** START Records shown **

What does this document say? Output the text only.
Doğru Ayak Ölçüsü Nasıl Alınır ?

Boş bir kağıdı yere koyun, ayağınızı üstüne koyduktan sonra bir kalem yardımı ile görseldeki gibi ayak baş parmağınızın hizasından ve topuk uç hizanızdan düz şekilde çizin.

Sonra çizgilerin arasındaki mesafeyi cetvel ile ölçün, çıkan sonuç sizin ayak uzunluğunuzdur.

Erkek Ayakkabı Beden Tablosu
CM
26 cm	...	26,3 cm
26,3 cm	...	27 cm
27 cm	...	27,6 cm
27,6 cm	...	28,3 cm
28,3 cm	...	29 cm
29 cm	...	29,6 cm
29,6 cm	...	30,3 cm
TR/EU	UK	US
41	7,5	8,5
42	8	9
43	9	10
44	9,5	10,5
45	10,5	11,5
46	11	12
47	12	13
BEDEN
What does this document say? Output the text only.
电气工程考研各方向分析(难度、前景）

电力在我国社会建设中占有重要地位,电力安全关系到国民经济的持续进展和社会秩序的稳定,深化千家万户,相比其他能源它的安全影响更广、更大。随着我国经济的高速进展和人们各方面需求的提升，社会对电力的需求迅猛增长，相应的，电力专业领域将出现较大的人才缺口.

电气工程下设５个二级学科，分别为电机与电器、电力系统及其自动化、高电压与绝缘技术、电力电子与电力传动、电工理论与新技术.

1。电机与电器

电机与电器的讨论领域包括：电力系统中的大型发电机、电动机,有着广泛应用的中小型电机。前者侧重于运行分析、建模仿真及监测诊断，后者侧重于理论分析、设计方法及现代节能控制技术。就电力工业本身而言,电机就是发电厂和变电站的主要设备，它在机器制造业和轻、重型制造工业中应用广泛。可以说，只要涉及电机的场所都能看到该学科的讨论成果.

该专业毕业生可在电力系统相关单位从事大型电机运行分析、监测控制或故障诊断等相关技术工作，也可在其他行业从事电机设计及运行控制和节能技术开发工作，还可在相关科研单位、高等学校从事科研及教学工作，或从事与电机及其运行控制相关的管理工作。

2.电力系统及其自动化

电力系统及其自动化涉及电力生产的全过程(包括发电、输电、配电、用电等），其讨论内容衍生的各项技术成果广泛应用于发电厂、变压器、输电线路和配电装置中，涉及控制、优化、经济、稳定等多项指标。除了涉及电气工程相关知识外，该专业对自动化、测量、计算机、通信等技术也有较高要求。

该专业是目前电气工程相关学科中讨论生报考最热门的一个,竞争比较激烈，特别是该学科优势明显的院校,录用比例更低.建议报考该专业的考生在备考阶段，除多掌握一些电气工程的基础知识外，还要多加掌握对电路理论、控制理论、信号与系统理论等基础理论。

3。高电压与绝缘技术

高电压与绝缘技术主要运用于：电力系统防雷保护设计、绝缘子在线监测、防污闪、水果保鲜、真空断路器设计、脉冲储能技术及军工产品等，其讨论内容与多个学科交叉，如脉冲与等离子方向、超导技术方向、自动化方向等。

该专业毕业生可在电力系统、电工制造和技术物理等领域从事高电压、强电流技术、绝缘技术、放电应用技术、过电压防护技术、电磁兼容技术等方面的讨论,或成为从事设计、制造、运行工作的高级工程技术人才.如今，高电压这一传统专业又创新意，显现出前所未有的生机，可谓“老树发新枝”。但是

** END Records shown **

Reproduce all of the entries word for word.

» Reply
What does this document say? Output the text only.
Doğru Ayak Ölçüsü Nasıl Alınır ?

Boş bir kağıdı yere koyun, ayağınızı üstüne koyduktan sonra bir kalem yardımı ile görseldeki gibi ayak baş parmağınızın hizasından ve topuk uç hizanızdan düz şekilde çizin.

Sonra çizgilerin arasındaki mesafeyi cetvel ile ölçün, çıkan sonuç sizin ayak uzunluğunuzdur.

Erkek Ayakkabı Beden Tablosu
CM
26 cm	...	26,3 cm
26,3 cm	...	27 cm
27 cm	...	27,6 cm
27,6 cm	...	28,3 cm
28,3 cm	...	29 cm
29 cm	...	29,6 cm
29,6 cm	...	30,3 cm
TR/EU	UK	US
41	7,5	8,5
42	8	9
43	9	10
44	9,5	10,5
45	10,5	11,5
46	11	12
47	12	13
BEDEN
What does this document say? Output the text only.
电气工程考研各方向分析(难度、前景）

电力在我国社会建设中占有重要地位,电力安全关系到国民经济的持续进展和社会秩序的稳定,深化千家万户,相比其他能源它的安全影响更广、更大。随着我国经济的高速进展和人们各方面需求的提升，社会对电力的需求迅猛增长，相应的，电力专业领域将出现较大的人才缺口.

电气工程下设５个二级学科，分别为电机与电器、电力系统及其自动化、高电压与绝缘技术、电力电子与电力传动、电工理论与新技术.

1。电机与电器

电机与电器的讨论领域包括：电力系统中的大型发电机、电动机,有着广泛应用的中小型电机。前者侧重于运行分析、建模仿真及监测诊断，后者侧重于理论分析、设计方法及现代节能控制技术。就电力工业本身而言,电机就是发电厂和变电站的主要设备，它在机器制造业和轻、重型制造工业中应用广泛。可以说，只要涉及电机的场所都能看到该学科的讨论成果.

该专业毕业生可在电力系统相关单位从事大型电机运行分析、监测控制或故障诊断等相关技术工作，也可在其他行业从事电机设计及运行控制和节能技术开发工作，还可在相关科研单位、高等学校从事科研及教学工作，或从事与电机及其运行控制相关的管理工作。

2.电力系统及其自动化

电力系统及其自动化涉及电力生产的全过程(包括发电、输电、配电、用电等），其讨论内容衍生的各项技术成果广泛应用于发电厂、变压器、输电线路和配电装置中，涉及控制、优化、经济、稳定等多项指标。除了涉及电气工程相关知识外，该专业对自动化、测量、计算机、通信等技术也有较高要求。

该专业是目前电气工程相关学科中讨论生报考最热门的一个,竞争比较激烈，特别是该学科优势明显的院校,录用比例更低.建议报考该专业的考生在备考阶段，除多掌握一些电气工程的基础知识外，还要多加掌握对电路理论、控制理论、信号与系统理论等基础理论。

3。高电压与绝缘技术

高电压与绝缘技术主要运用于：电力系统防雷保护设计、绝缘子在线监测、防污闪、水果保鲜、真空断路器设计、脉冲储能技术及军工产品等，其讨论内容与多个学科交叉，如脉冲与等离子方向、超导技术方向、自动化方向等。

该专业毕业生可在电力系统、电工制造和技术物理等领域从事高电压、强电流技术、绝缘技术、放电应用技术、过电压防护技术、电磁兼容技术等方面的讨论,或成为从事设计、制造、运行工作的高级工程技术人才.如今，高电压这一传统专业又创新意，显现出前所未有的生机，可谓“老树发新枝”。但是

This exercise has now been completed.